[Start of MATERIALS PROVIDED]

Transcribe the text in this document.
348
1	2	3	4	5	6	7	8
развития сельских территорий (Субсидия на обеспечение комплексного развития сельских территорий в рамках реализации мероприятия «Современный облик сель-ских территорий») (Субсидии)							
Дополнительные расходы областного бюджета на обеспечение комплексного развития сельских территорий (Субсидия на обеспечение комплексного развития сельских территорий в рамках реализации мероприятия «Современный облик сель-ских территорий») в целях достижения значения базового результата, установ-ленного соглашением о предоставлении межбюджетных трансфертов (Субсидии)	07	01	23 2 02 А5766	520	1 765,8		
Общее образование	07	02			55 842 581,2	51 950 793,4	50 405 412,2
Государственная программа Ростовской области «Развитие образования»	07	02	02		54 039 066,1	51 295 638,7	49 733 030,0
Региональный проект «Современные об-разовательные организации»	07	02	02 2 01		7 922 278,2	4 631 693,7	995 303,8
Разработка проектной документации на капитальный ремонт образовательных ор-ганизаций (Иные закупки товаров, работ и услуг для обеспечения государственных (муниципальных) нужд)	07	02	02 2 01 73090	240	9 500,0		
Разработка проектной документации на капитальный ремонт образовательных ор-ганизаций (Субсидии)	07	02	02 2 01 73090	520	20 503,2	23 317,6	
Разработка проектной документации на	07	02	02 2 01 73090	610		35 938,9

[End of MATERIALS PROVIDED]

Check every line for "Разработка" and show the ones that have it.

• _PROBLEM SOLUTION_:
Разработка проектной документации на капитальный ремонт образовательных ор-ганизаций (Иные закупки товаров, работ и услуг для обеспечения государственных (муниципальных) нужд)	07	02	02 2 01 73090	240	9 500,0		
Разработка проектной документации на капитальный ремонт образовательных ор-ганизаций (Субсидии)	07	02	02 2 01 73090	520	20 503,2	23 317,6	
Разработка проектной документации на	07	02	02 2 01 73090	610		35 938,9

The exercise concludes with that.